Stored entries
┄┄┄┄┄┄┄┄┄┄

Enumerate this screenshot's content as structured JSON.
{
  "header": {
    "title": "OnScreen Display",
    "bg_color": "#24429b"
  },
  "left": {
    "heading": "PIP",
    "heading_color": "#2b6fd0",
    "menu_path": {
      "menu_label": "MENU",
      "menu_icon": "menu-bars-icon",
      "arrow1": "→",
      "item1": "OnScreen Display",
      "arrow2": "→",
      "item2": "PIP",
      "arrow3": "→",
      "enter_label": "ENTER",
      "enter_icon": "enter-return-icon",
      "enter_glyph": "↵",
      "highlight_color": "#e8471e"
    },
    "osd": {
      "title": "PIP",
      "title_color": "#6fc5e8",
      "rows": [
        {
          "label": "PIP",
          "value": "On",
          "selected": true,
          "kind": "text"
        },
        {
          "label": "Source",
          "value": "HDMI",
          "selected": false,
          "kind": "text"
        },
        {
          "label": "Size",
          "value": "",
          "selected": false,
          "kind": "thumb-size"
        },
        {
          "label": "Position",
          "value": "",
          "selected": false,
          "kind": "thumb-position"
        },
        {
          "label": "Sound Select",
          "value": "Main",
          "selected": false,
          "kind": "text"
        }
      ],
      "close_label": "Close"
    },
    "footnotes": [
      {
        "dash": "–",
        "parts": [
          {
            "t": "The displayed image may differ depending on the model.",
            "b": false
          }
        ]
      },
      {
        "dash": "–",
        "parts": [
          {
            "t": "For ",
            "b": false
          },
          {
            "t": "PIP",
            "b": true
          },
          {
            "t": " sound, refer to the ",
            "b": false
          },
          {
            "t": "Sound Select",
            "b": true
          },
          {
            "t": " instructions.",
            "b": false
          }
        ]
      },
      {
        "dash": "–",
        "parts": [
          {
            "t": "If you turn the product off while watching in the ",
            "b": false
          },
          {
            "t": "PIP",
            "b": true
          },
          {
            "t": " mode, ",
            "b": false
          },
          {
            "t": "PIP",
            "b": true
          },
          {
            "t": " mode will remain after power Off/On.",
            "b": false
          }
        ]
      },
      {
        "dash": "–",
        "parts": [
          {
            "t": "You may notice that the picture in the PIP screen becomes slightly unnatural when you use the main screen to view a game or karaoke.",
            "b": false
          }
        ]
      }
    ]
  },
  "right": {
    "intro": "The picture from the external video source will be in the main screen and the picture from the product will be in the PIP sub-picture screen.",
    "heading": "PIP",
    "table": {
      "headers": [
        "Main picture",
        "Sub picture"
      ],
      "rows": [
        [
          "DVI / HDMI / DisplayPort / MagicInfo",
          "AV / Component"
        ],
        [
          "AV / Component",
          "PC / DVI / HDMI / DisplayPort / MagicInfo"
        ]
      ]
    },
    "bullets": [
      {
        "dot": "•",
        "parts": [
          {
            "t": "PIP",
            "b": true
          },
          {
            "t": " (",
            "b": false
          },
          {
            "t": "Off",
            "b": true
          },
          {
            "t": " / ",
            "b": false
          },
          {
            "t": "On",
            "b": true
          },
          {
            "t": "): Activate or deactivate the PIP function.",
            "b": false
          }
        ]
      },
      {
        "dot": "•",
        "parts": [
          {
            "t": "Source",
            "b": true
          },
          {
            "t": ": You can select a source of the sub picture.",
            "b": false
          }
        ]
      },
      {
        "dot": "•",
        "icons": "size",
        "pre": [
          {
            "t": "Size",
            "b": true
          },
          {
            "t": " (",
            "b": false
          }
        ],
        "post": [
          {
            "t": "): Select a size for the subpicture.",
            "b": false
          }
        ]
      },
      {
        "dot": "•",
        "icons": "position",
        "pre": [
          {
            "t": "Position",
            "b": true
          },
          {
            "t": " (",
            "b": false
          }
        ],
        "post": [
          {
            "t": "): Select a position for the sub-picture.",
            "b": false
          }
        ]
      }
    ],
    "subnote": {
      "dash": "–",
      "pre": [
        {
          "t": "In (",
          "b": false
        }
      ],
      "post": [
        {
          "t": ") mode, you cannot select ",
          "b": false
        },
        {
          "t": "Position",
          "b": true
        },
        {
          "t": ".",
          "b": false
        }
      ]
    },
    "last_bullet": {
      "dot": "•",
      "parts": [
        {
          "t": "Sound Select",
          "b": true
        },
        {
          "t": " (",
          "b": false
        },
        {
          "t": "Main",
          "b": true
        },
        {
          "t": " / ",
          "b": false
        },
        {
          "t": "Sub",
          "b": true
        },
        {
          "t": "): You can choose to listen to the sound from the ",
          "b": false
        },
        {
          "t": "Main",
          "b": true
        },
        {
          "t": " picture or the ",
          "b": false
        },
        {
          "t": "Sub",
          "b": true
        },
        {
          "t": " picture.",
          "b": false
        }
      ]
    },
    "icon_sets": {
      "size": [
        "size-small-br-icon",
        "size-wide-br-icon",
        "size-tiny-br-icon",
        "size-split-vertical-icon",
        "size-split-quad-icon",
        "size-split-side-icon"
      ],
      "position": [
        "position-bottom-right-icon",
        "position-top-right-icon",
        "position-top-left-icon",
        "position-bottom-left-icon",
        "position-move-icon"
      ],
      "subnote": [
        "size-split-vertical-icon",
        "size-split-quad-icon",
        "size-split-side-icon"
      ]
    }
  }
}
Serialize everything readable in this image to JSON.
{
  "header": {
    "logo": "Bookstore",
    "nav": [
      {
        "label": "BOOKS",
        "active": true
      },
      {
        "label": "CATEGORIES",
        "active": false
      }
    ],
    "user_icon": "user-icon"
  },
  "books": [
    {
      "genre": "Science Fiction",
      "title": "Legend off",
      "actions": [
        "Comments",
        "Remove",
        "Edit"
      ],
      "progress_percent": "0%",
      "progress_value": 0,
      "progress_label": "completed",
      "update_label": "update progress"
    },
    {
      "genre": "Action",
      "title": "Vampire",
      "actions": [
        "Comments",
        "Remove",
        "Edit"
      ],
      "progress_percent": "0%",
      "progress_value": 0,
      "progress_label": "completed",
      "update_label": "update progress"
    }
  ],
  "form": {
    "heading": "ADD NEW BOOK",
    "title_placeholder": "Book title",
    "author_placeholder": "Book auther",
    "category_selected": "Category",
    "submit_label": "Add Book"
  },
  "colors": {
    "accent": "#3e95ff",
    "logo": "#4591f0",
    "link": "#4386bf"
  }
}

┄┄┄┄┄┄┄┄┄┄

◆ Exercise task: Reproduce each record shown above without altering a single word.

◆ Result of this exercise:
Enumerate this screenshot's content as structured JSON.
{
  "header": {
    "title": "OnScreen Display",
    "bg_color": "#24429b"
  },
  "left": {
    "heading": "PIP",
    "heading_color": "#2b6fd0",
    "menu_path": {
      "menu_label": "MENU",
      "menu_icon": "menu-bars-icon",
      "arrow1": "→",
      "item1": "OnScreen Display",
      "arrow2": "→",
      "item2": "PIP",
      "arrow3": "→",
      "enter_label": "ENTER",
      "enter_icon": "enter-return-icon",
      "enter_glyph": "↵",
      "highlight_color": "#e8471e"
    },
    "osd": {
      "title": "PIP",
      "title_color": "#6fc5e8",
      "rows": [
        {
          "label": "PIP",
          "value": "On",
          "selected": true,
          "kind": "text"
        },
        {
          "label": "Source",
          "value": "HDMI",
          "selected": false,
          "kind": "text"
        },
        {
          "label": "Size",
          "value": "",
          "selected": false,
          "kind": "thumb-size"
        },
        {
          "label": "Position",
          "value": "",
          "selected": false,
          "kind": "thumb-position"
        },
        {
          "label": "Sound Select",
          "value": "Main",
          "selected": false,
          "kind": "text"
        }
      ],
      "close_label": "Close"
    },
    "footnotes": [
      {
        "dash": "–",
        "parts": [
          {
            "t": "The displayed image may differ depending on the model.",
            "b": false
          }
        ]
      },
      {
        "dash": "–",
        "parts": [
          {
            "t": "For ",
            "b": false
          },
          {
            "t": "PIP",
            "b": true
          },
          {
            "t": " sound, refer to the ",
            "b": false
          },
          {
            "t": "Sound Select",
            "b": true
          },
          {
            "t": " instructions.",
            "b": false
          }
        ]
      },
      {
        "dash": "–",
        "parts": [
          {
            "t": "If you turn the product off while watching in the ",
            "b": false
          },
          {
            "t": "PIP",
            "b": true
          },
          {
            "t": " mode, ",
            "b": false
          },
          {
            "t": "PIP",
            "b": true
          },
          {
            "t": " mode will remain after power Off/On.",
            "b": false
          }
        ]
      },
      {
        "dash": "–",
        "parts": [
          {
            "t": "You may notice that the picture in the PIP screen becomes slightly unnatural when you use the main screen to view a game or karaoke.",
            "b": false
          }
        ]
      }
    ]
  },
  "right": {
    "intro": "The picture from the external video source will be in the main screen and the picture from the product will be in the PIP sub-picture screen.",
    "heading": "PIP",
    "table": {
      "headers": [
        "Main picture",
        "Sub picture"
      ],
      "rows": [
        [
          "DVI / HDMI / DisplayPort / MagicInfo",
          "AV / Component"
        ],
        [
          "AV / Component",
          "PC / DVI / HDMI / DisplayPort / MagicInfo"
        ]
      ]
    },
    "bullets": [
      {
        "dot": "•",
        "parts": [
          {
            "t": "PIP",
            "b": true
          },
          {
            "t": " (",
            "b": false
          },
          {
            "t": "Off",
            "b": true
          },
          {
            "t": " / ",
            "b": false
          },
          {
            "t": "On",
            "b": true
          },
          {
            "t": "): Activate or deactivate the PIP function.",
            "b": false
          }
        ]
      },
      {
        "dot": "•",
        "parts": [
          {
            "t": "Source",
            "b": true
          },
          {
            "t": ": You can select a source of the sub picture.",
            "b": false
          }
        ]
      },
      {
        "dot": "•",
        "icons": "size",
        "pre": [
          {
            "t": "Size",
            "b": true
          },
          {
            "t": " (",
            "b": false
          }
        ],
        "post": [
          {
            "t": "): Select a size for the subpicture.",
            "b": false
          }
        ]
      },
      {
        "dot": "•",
        "icons": "position",
        "pre": [
          {
            "t": "Position",
            "b": true
          },
          {
            "t": " (",
            "b": false
          }
        ],
        "post": [
          {
            "t": "): Select a position for the sub-picture.",
            "b": false
          }
        ]
      }
    ],
    "subnote": {
      "dash": "–",
      "pre": [
        {
          "t": "In (",
          "b": false
        }
      ],
      "post": [
        {
          "t": ") mode, you cannot select ",
          "b": false
        },
        {
          "t": "Position",
          "b": true
        },
        {
          "t": ".",
          "b": false
        }
      ]
    },
    "last_bullet": {
      "dot": "•",
      "parts": [
        {
          "t": "Sound Select",
          "b": true
        },
        {
          "t": " (",
          "b": false
        },
        {
          "t": "Main",
          "b": true
        },
        {
          "t": " / ",
          "b": false
        },
        {
          "t": "Sub",
          "b": true
        },
        {
          "t": "): You can choose to listen to the sound from the ",
          "b": false
        },
        {
          "t": "Main",
          "b": true
        },
        {
          "t": " picture or the ",
          "b": false
        },
        {
          "t": "Sub",
          "b": true
        },
        {
          "t": " picture.",
          "b": false
        }
      ]
    },
    "icon_sets": {
      "size": [
        "size-small-br-icon",
        "size-wide-br-icon",
        "size-tiny-br-icon",
        "size-split-vertical-icon",
        "size-split-quad-icon",
        "size-split-side-icon"
      ],
      "position": [
        "position-bottom-right-icon",
        "position-top-right-icon",
        "position-top-left-icon",
        "position-bottom-left-icon",
        "position-move-icon"
      ],
      "subnote": [
        "size-split-vertical-icon",
        "size-split-quad-icon",
        "size-split-side-icon"
      ]
    }
  }
}
Serialize everything readable in this image to JSON.
{
  "header": {
    "logo": "Bookstore",
    "nav": [
      {
        "label": "BOOKS",
        "active": true
      },
      {
        "label": "CATEGORIES",
        "active": false
      }
    ],
    "user_icon": "user-icon"
  },
  "books": [
    {
      "genre": "Science Fiction",
      "title": "Legend off",
      "actions": [
        "Comments",
        "Remove",
        "Edit"
      ],
      "progress_percent": "0%",
      "progress_value": 0,
      "progress_label": "completed",
      "update_label": "update progress"
    },
    {
      "genre": "Action",
      "title": "Vampire",
      "actions": [
        "Comments",
        "Remove",
        "Edit"
      ],
      "progress_percent": "0%",
      "progress_value": 0,
      "progress_label": "completed",
      "update_label": "update progress"
    }
  ],
  "form": {
    "heading": "ADD NEW BOOK",
    "title_placeholder": "Book title",
    "author_placeholder": "Book auther",
    "category_selected": "Category",
    "submit_label": "Add Book"
  },
  "colors": {
    "accent": "#3e95ff",
    "logo": "#4591f0",
    "link": "#4386bf"
  }
}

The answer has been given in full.